**Task details**.
Copy every line of the material below word for word.

# Listing start

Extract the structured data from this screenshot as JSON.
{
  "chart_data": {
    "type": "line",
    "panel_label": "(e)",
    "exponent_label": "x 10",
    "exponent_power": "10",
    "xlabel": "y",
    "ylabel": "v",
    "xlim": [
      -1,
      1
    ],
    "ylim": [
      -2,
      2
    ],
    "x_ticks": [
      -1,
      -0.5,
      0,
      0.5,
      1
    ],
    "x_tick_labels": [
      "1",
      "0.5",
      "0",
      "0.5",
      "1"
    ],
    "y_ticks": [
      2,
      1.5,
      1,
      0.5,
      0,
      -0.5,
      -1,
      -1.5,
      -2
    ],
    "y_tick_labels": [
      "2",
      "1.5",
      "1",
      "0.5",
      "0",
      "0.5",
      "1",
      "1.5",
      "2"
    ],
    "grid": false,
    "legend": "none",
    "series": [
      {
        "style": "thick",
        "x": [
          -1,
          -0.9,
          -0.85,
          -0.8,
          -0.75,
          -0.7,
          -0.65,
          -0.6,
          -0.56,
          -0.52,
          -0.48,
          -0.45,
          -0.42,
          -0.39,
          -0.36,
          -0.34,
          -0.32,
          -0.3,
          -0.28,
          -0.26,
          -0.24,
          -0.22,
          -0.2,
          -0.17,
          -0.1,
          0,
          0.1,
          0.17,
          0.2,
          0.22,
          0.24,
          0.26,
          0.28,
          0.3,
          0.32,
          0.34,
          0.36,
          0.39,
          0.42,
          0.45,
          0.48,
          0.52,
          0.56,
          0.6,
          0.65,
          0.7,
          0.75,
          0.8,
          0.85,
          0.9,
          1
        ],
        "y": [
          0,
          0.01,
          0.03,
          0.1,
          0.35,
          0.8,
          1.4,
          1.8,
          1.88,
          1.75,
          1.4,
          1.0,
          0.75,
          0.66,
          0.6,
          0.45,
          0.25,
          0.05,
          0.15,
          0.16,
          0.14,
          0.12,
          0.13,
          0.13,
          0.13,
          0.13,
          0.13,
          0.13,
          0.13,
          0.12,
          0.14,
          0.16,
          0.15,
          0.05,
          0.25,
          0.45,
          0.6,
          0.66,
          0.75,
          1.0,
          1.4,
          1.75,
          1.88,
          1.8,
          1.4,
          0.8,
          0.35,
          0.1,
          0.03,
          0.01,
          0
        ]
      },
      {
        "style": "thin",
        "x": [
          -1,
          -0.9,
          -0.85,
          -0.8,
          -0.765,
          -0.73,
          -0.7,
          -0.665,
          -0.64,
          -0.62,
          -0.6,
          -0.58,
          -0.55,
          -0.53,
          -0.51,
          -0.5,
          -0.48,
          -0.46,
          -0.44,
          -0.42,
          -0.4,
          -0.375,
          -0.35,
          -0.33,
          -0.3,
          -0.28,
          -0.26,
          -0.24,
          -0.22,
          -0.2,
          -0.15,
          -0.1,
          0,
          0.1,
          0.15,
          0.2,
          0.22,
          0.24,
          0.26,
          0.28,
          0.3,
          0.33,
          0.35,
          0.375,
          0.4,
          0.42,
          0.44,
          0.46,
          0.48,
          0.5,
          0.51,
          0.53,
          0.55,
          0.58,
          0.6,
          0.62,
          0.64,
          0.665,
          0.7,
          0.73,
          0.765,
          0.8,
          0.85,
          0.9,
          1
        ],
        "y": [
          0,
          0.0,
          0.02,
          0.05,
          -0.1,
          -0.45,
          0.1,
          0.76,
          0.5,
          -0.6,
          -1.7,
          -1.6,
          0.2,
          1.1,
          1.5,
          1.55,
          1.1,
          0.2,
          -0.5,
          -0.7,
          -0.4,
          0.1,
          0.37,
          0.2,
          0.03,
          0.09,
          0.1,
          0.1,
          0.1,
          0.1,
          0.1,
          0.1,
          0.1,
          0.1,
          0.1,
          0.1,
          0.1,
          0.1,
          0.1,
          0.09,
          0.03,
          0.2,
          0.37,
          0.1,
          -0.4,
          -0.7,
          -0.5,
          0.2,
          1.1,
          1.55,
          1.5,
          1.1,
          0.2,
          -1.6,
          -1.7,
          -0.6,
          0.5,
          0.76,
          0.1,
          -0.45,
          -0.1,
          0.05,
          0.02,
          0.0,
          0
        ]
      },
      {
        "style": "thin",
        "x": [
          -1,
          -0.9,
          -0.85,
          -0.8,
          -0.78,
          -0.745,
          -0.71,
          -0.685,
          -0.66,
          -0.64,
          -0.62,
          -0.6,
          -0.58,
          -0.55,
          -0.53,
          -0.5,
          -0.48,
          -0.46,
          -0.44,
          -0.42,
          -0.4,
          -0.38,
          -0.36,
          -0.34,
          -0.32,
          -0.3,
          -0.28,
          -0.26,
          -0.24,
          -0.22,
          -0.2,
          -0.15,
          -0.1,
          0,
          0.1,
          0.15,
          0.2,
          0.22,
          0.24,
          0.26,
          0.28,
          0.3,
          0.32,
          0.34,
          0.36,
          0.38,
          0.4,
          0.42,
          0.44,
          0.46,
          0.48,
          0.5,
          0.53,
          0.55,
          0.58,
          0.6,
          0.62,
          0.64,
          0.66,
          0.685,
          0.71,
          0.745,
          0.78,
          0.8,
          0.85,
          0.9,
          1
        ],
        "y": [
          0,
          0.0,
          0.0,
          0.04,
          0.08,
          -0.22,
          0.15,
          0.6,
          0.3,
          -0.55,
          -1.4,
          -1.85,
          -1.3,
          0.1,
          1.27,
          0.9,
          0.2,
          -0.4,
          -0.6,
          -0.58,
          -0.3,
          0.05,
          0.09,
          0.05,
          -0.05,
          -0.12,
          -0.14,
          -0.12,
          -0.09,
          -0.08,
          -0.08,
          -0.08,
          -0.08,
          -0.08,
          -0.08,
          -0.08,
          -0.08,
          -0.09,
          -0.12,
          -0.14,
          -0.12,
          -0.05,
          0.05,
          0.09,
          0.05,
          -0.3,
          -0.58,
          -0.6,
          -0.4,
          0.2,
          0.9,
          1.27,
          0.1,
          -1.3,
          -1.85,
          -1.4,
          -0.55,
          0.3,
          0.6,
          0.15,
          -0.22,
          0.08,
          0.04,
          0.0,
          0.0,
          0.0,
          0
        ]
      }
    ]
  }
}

# Listing end

**Answer for the task**.
Extract the structured data from this screenshot as JSON.
{
  "chart_data": {
    "type": "line",
    "panel_label": "(e)",
    "exponent_label": "x 10",
    "exponent_power": "10",
    "xlabel": "y",
    "ylabel": "v",
    "xlim": [
      -1,
      1
    ],
    "ylim": [
      -2,
      2
    ],
    "x_ticks": [
      -1,
      -0.5,
      0,
      0.5,
      1
    ],
    "x_tick_labels": [
      "1",
      "0.5",
      "0",
      "0.5",
      "1"
    ],
    "y_ticks": [
      2,
      1.5,
      1,
      0.5,
      0,
      -0.5,
      -1,
      -1.5,
      -2
    ],
    "y_tick_labels": [
      "2",
      "1.5",
      "1",
      "0.5",
      "0",
      "0.5",
      "1",
      "1.5",
      "2"
    ],
    "grid": false,
    "legend": "none",
    "series": [
      {
        "style": "thick",
        "x": [
          -1,
          -0.9,
          -0.85,
          -0.8,
          -0.75,
          -0.7,
          -0.65,
          -0.6,
          -0.56,
          -0.52,
          -0.48,
          -0.45,
          -0.42,
          -0.39,
          -0.36,
          -0.34,
          -0.32,
          -0.3,
          -0.28,
          -0.26,
          -0.24,
          -0.22,
          -0.2,
          -0.17,
          -0.1,
          0,
          0.1,
          0.17,
          0.2,
          0.22,
          0.24,
          0.26,
          0.28,
          0.3,
          0.32,
          0.34,
          0.36,
          0.39,
          0.42,
          0.45,
          0.48,
          0.52,
          0.56,
          0.6,
          0.65,
          0.7,
          0.75,
          0.8,
          0.85,
          0.9,
          1
        ],
        "y": [
          0,
          0.01,
          0.03,
          0.1,
          0.35,
          0.8,
          1.4,
          1.8,
          1.88,
          1.75,
          1.4,
          1.0,
          0.75,
          0.66,
          0.6,
          0.45,
          0.25,
          0.05,
          0.15,
          0.16,
          0.14,
          0.12,
          0.13,
          0.13,
          0.13,
          0.13,
          0.13,
          0.13,
          0.13,
          0.12,
          0.14,
          0.16,
          0.15,
          0.05,
          0.25,
          0.45,
          0.6,
          0.66,
          0.75,
          1.0,
          1.4,
          1.75,
          1.88,
          1.8,
          1.4,
          0.8,
          0.35,
          0.1,
          0.03,
          0.01,
          0
        ]
      },
      {
        "style": "thin",
        "x": [
          -1,
          -0.9,
          -0.85,
          -0.8,
          -0.765,
          -0.73,
          -0.7,
          -0.665,
          -0.64,
          -0.62,
          -0.6,
          -0.58,
          -0.55,
          -0.53,
          -0.51,
          -0.5,
          -0.48,
          -0.46,
          -0.44,
          -0.42,
          -0.4,
          -0.375,
          -0.35,
          -0.33,
          -0.3,
          -0.28,
          -0.26,
          -0.24,
          -0.22,
          -0.2,
          -0.15,
          -0.1,
          0,
          0.1,
          0.15,
          0.2,
          0.22,
          0.24,
          0.26,
          0.28,
          0.3,
          0.33,
          0.35,
          0.375,
          0.4,
          0.42,
          0.44,
          0.46,
          0.48,
          0.5,
          0.51,
          0.53,
          0.55,
          0.58,
          0.6,
          0.62,
          0.64,
          0.665,
          0.7,
          0.73,
          0.765,
          0.8,
          0.85,
          0.9,
          1
        ],
        "y": [
          0,
          0.0,
          0.02,
          0.05,
          -0.1,
          -0.45,
          0.1,
          0.76,
          0.5,
          -0.6,
          -1.7,
          -1.6,
          0.2,
          1.1,
          1.5,
          1.55,
          1.1,
          0.2,
          -0.5,
          -0.7,
          -0.4,
          0.1,
          0.37,
          0.2,
          0.03,
          0.09,
          0.1,
          0.1,
          0.1,
          0.1,
          0.1,
          0.1,
          0.1,
          0.1,
          0.1,
          0.1,
          0.1,
          0.1,
          0.1,
          0.09,
          0.03,
          0.2,
          0.37,
          0.1,
          -0.4,
          -0.7,
          -0.5,
          0.2,
          1.1,
          1.55,
          1.5,
          1.1,
          0.2,
          -1.6,
          -1.7,
          -0.6,
          0.5,
          0.76,
          0.1,
          -0.45,
          -0.1,
          0.05,
          0.02,
          0.0,
          0
        ]
      },
      {
        "style": "thin",
        "x": [
          -1,
          -0.9,
          -0.85,
          -0.8,
          -0.78,
          -0.745,
          -0.71,
          -0.685,
          -0.66,
          -0.64,
          -0.62,
          -0.6,
          -0.58,
          -0.55,
          -0.53,
          -0.5,
          -0.48,
          -0.46,
          -0.44,
          -0.42,
          -0.4,
          -0.38,
          -0.36,
          -0.34,
          -0.32,
          -0.3,
          -0.28,
          -0.26,
          -0.24,
          -0.22,
          -0.2,
          -0.15,
          -0.1,
          0,
          0.1,
          0.15,
          0.2,
          0.22,
          0.24,
          0.26,
          0.28,
          0.3,
          0.32,
          0.34,
          0.36,
          0.38,
          0.4,
          0.42,
          0.44,
          0.46,
          0.48,
          0.5,
          0.53,
          0.55,
          0.58,
          0.6,
          0.62,
          0.64,
          0.66,
          0.685,
          0.71,
          0.745,
          0.78,
          0.8,
          0.85,
          0.9,
          1
        ],
        "y": [
          0,
          0.0,
          0.0,
          0.04,
          0.08,
          -0.22,
          0.15,
          0.6,
          0.3,
          -0.55,
          -1.4,
          -1.85,
          -1.3,
          0.1,
          1.27,
          0.9,
          0.2,
          -0.4,
          -0.6,
          -0.58,
          -0.3,
          0.05,
          0.09,
          0.05,
          -0.05,
          -0.12,
          -0.14,
          -0.12,
          -0.09,
          -0.08,
          -0.08,
          -0.08,
          -0.08,
          -0.08,
          -0.08,
          -0.08,
          -0.08,
          -0.09,
          -0.12,
          -0.14,
          -0.12,
          -0.05,
          0.05,
          0.09,
          0.05,
          -0.3,
          -0.58,
          -0.6,
          -0.4,
          0.2,
          0.9,
          1.27,
          0.1,
          -1.3,
          -1.85,
          -1.4,
          -0.55,
          0.3,
          0.6,
          0.15,
          -0.22,
          0.08,
          0.04,
          0.0,
          0.0,
          0.0,
          0
        ]
      }
    ]
  }
}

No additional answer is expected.